DATA SUPPLIED:
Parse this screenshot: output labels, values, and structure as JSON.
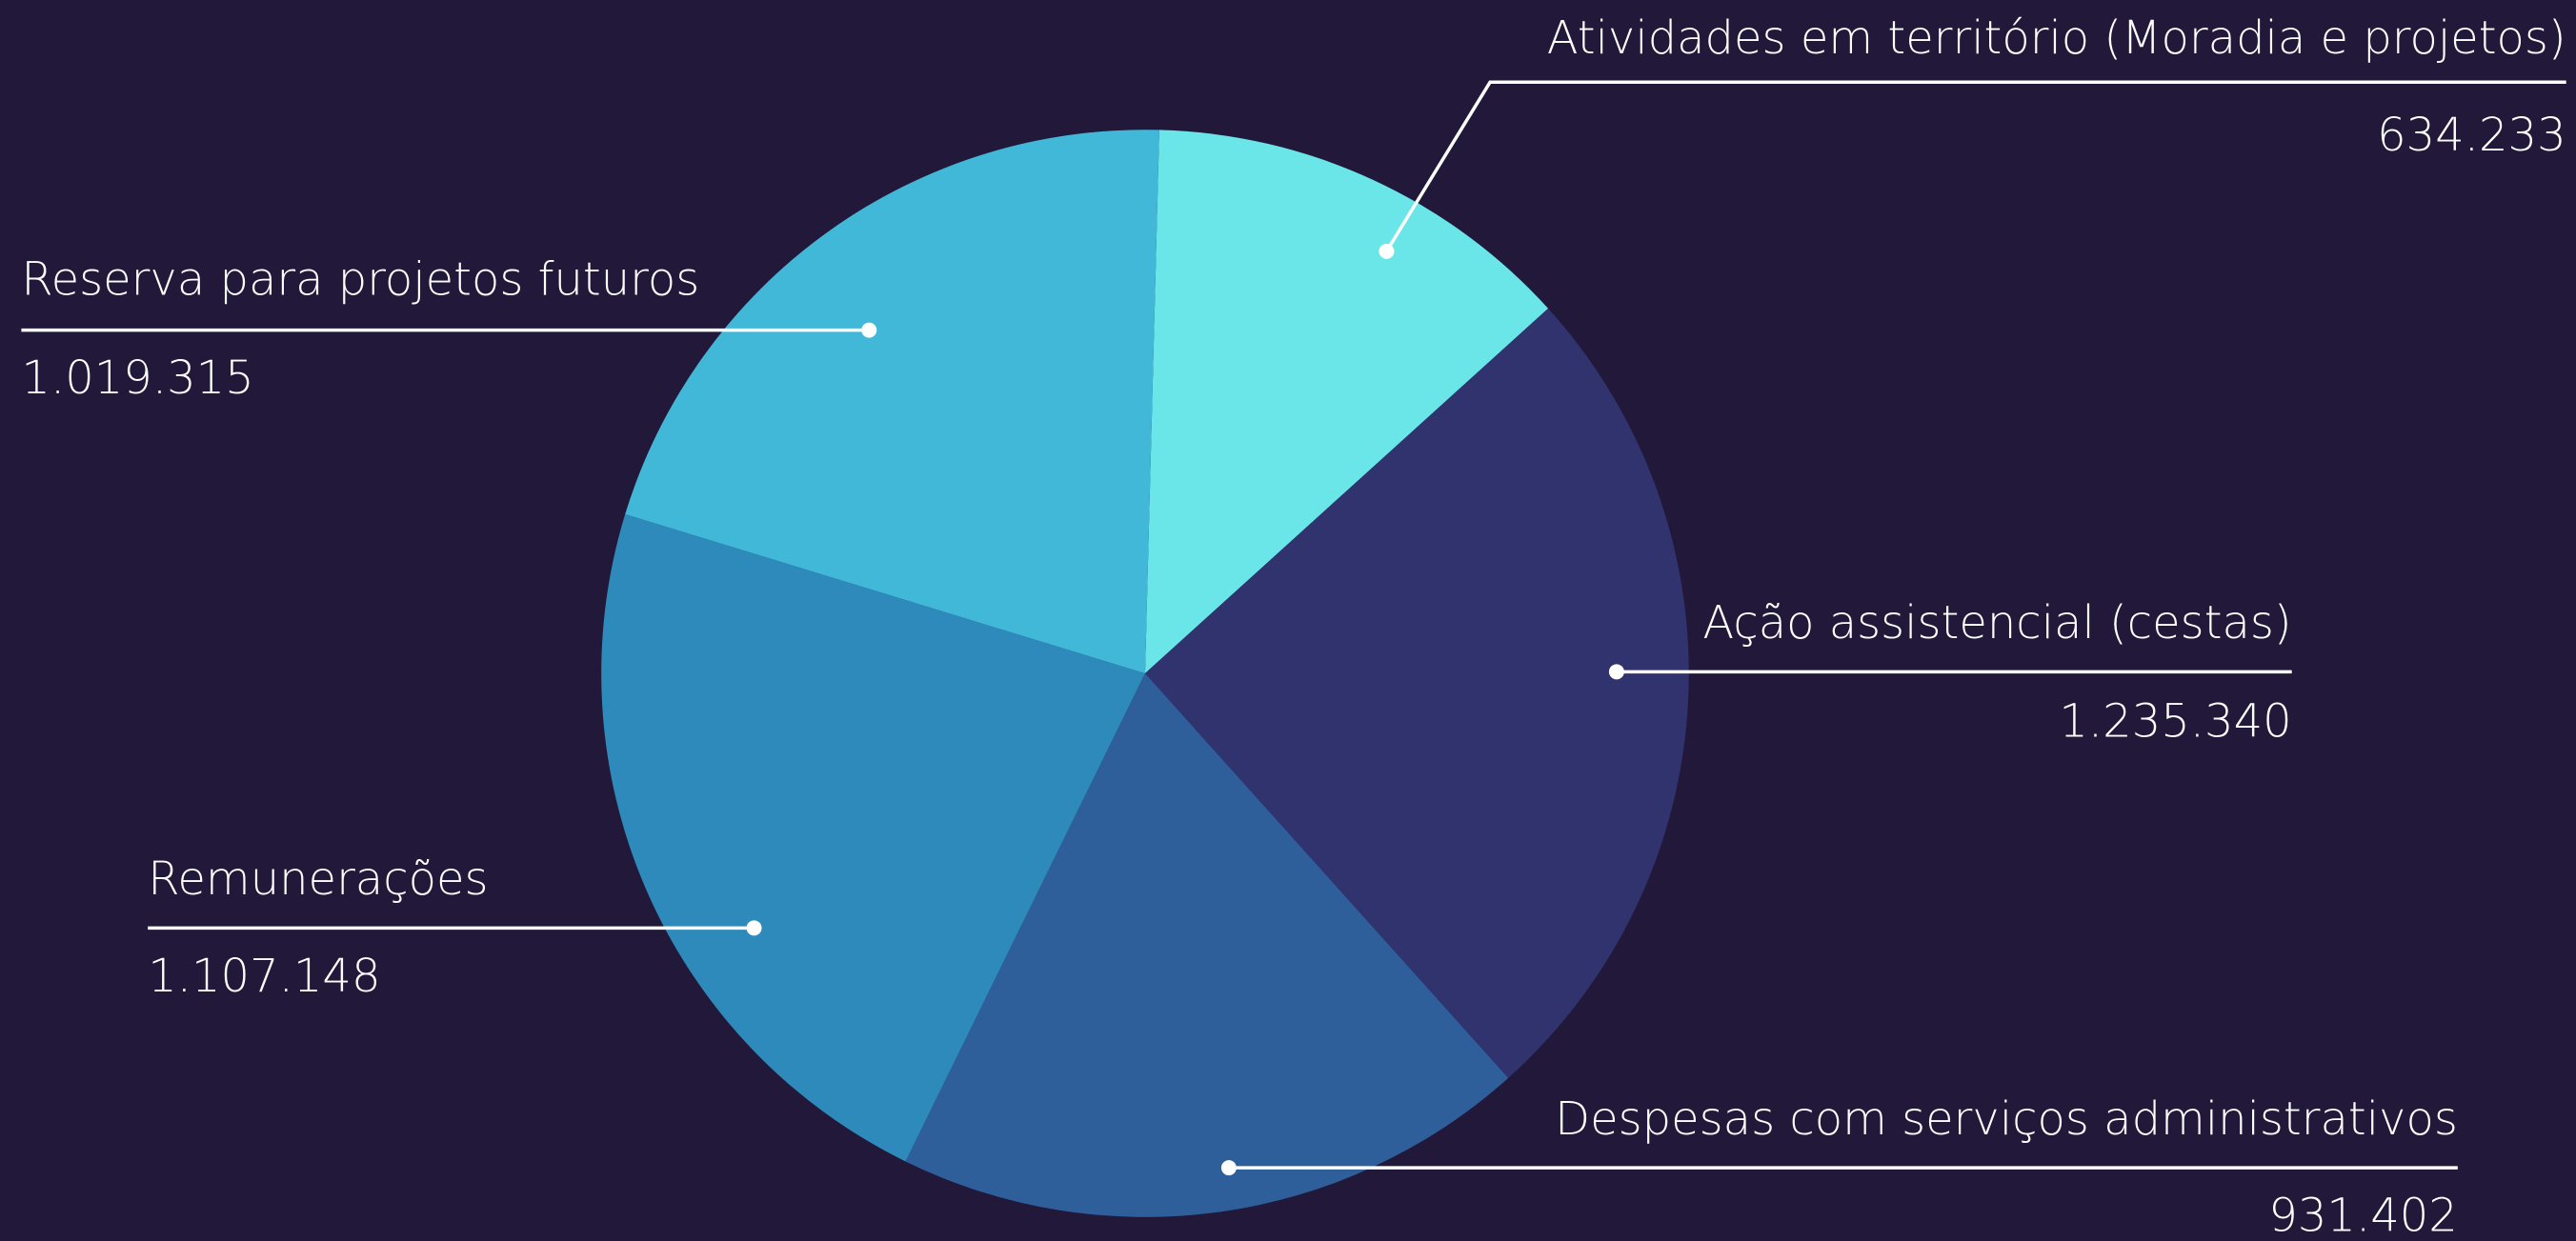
{
  "chart_data": {
    "type": "pie",
    "categories": [
      "Atividades em território (Moradia e projetos)",
      "Ação assistencial (cestas)",
      "Despesas com serviços administrativos",
      "Remunerações",
      "Reserva para projetos futuros"
    ],
    "values": [
      634233,
      1235340,
      931402,
      1107148,
      1019315
    ],
    "value_labels": [
      "634.233",
      "1.235.340",
      "931.402",
      "1.107.148",
      "1.019.315"
    ],
    "colors": [
      "#6ae5e8",
      "#30336e",
      "#2e5f9a",
      "#2d8aba",
      "#42b8d8"
    ]
  }
}
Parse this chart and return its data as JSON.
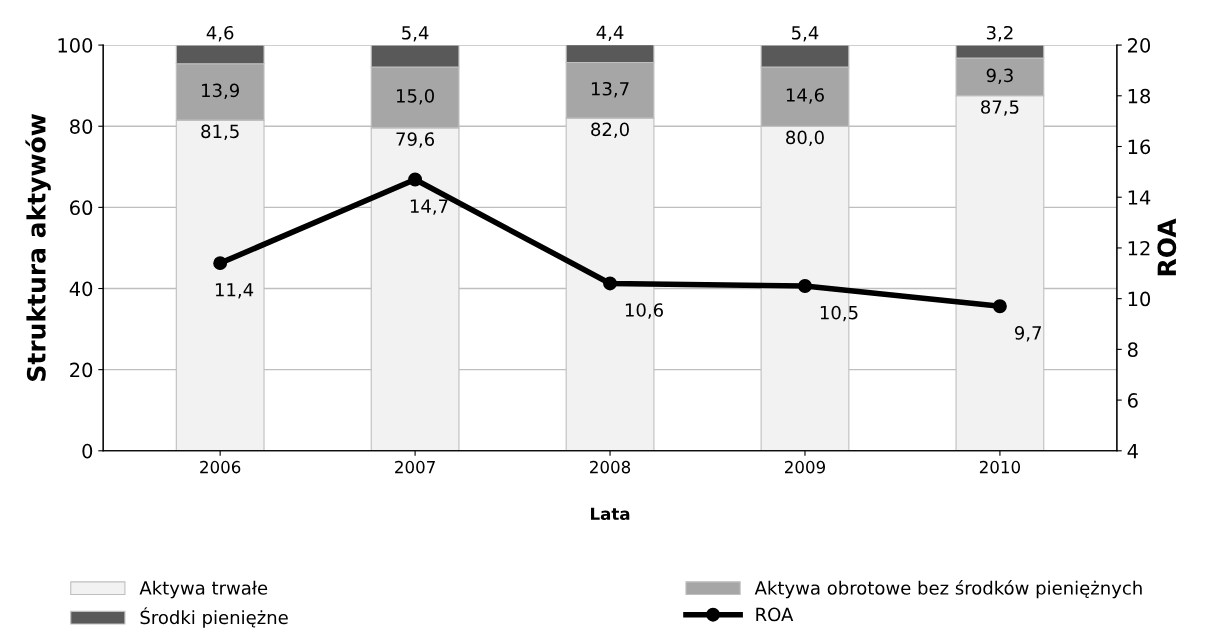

WHAT TO WORK ON:
The entries above should be reproduced exactly, without their pictures.

ANSWER TO THE EXERCISE:
Parse this screenshot: output labels, values, and structure as JSON.
{
  "chart_data": {
    "type": "pie",
    "categories": [
      "Atividades em território (Moradia e projetos)",
      "Ação assistencial (cestas)",
      "Despesas com serviços administrativos",
      "Remunerações",
      "Reserva para projetos futuros"
    ],
    "values": [
      634233,
      1235340,
      931402,
      1107148,
      1019315
    ],
    "value_labels": [
      "634.233",
      "1.235.340",
      "931.402",
      "1.107.148",
      "1.019.315"
    ],
    "colors": [
      "#6ae5e8",
      "#30336e",
      "#2e5f9a",
      "#2d8aba",
      "#42b8d8"
    ]
  }
}
Parse this chart and return its data as JSON.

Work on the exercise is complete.